§ Instruction: Reproduce all records verbatim.

§ Records supplied:
= = = =

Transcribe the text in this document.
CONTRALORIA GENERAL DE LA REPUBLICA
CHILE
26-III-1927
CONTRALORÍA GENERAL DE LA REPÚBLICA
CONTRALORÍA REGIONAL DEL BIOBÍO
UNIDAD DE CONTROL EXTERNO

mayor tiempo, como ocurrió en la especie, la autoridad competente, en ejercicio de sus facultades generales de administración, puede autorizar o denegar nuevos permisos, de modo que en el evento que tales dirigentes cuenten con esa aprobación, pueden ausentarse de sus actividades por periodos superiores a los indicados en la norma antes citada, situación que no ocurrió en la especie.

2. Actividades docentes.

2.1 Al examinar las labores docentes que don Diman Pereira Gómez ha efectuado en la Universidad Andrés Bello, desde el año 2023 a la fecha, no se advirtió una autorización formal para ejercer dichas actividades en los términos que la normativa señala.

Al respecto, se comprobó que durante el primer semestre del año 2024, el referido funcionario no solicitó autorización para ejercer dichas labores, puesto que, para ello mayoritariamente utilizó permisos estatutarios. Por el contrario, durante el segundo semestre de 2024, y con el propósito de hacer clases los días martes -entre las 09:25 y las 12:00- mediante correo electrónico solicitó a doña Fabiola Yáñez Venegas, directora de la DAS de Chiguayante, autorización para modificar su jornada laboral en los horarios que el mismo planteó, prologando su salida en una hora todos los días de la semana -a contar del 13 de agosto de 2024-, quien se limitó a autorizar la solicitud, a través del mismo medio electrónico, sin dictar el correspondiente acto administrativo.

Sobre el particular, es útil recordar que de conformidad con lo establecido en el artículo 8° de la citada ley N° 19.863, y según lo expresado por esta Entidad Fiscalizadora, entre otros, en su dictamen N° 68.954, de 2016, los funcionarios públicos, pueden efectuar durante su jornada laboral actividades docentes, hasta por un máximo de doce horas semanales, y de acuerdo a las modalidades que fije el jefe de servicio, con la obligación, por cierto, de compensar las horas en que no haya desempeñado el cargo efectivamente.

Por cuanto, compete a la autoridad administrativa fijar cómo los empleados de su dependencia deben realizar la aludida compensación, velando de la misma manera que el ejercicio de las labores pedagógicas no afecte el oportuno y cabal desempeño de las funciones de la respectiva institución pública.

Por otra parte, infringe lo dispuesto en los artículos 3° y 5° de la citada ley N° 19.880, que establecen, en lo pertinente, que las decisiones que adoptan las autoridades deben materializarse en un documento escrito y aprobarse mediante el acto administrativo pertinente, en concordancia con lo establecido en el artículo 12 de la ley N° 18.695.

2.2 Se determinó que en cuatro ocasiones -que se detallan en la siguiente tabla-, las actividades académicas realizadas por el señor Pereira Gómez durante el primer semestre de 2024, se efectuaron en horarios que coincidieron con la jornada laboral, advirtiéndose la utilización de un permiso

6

= = = =

§ Task result:
Transcribe the text in this document.
CONTRALORIA GENERAL DE LA REPUBLICA
CHILE
26-III-1927
CONTRALORÍA GENERAL DE LA REPÚBLICA
CONTRALORÍA REGIONAL DEL BIOBÍO
UNIDAD DE CONTROL EXTERNO

mayor tiempo, como ocurrió en la especie, la autoridad competente, en ejercicio de sus facultades generales de administración, puede autorizar o denegar nuevos permisos, de modo que en el evento que tales dirigentes cuenten con esa aprobación, pueden ausentarse de sus actividades por periodos superiores a los indicados en la norma antes citada, situación que no ocurrió en la especie.

2. Actividades docentes.

2.1 Al examinar las labores docentes que don Diman Pereira Gómez ha efectuado en la Universidad Andrés Bello, desde el año 2023 a la fecha, no se advirtió una autorización formal para ejercer dichas actividades en los términos que la normativa señala.

Al respecto, se comprobó que durante el primer semestre del año 2024, el referido funcionario no solicitó autorización para ejercer dichas labores, puesto que, para ello mayoritariamente utilizó permisos estatutarios. Por el contrario, durante el segundo semestre de 2024, y con el propósito de hacer clases los días martes -entre las 09:25 y las 12:00- mediante correo electrónico solicitó a doña Fabiola Yáñez Venegas, directora de la DAS de Chiguayante, autorización para modificar su jornada laboral en los horarios que el mismo planteó, prologando su salida en una hora todos los días de la semana -a contar del 13 de agosto de 2024-, quien se limitó a autorizar la solicitud, a través del mismo medio electrónico, sin dictar el correspondiente acto administrativo.

Sobre el particular, es útil recordar que de conformidad con lo establecido en el artículo 8° de la citada ley N° 19.863, y según lo expresado por esta Entidad Fiscalizadora, entre otros, en su dictamen N° 68.954, de 2016, los funcionarios públicos, pueden efectuar durante su jornada laboral actividades docentes, hasta por un máximo de doce horas semanales, y de acuerdo a las modalidades que fije el jefe de servicio, con la obligación, por cierto, de compensar las horas en que no haya desempeñado el cargo efectivamente.

Por cuanto, compete a la autoridad administrativa fijar cómo los empleados de su dependencia deben realizar la aludida compensación, velando de la misma manera que el ejercicio de las labores pedagógicas no afecte el oportuno y cabal desempeño de las funciones de la respectiva institución pública.

Por otra parte, infringe lo dispuesto en los artículos 3° y 5° de la citada ley N° 19.880, que establecen, en lo pertinente, que las decisiones que adoptan las autoridades deben materializarse en un documento escrito y aprobarse mediante el acto administrativo pertinente, en concordancia con lo establecido en el artículo 12 de la ley N° 18.695.

2.2 Se determinó que en cuatro ocasiones -que se detallan en la siguiente tabla-, las actividades académicas realizadas por el señor Pereira Gómez durante el primer semestre de 2024, se efectuaron en horarios que coincidieron con la jornada laboral, advirtiéndose la utilización de un permiso

6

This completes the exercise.